▶ _EXERCISE_
Pull out each line of the material below that contains the string "facility".

Dataset entries

— START —

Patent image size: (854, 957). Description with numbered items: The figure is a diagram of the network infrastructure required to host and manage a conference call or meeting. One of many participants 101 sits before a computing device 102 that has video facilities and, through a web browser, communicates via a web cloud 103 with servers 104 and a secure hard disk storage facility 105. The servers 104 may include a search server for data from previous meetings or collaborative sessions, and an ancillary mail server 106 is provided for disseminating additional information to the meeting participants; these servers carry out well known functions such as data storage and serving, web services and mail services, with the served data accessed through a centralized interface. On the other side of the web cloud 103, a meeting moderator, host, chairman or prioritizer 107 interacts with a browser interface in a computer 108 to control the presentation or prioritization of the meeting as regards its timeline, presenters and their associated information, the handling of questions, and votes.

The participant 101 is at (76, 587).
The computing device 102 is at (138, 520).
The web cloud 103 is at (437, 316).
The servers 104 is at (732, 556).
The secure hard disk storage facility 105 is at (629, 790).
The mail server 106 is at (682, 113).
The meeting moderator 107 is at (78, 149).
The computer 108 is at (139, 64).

— END —

▶ _ANSWER BELOW_
Patent image size: (854, 957). Description with numbered items: The figure is a diagram of the network infrastructure required to host and manage a conference call or meeting. One of many participants 101 sits before a computing device 102 that has video facilities and, through a web browser, communicates via a web cloud 103 with servers 104 and a secure hard disk storage facility 105. The servers 104 may include a search server for data from previous meetings or collaborative sessions, and an ancillary mail server 106 is provided for disseminating additional information to the meeting participants; these servers carry out well known functions such as data storage and serving, web services and mail services, with the served data accessed through a centralized interface. On the other side of the web cloud 103, a meeting moderator, host, chairman or prioritizer 107 interacts with a browser interface in a computer 108 to control the presentation or prioritization of the meeting as regards its timeline, presenters and their associated information, the handling of questions, and votes.
The secure hard disk storage facility 105 is at (629, 790).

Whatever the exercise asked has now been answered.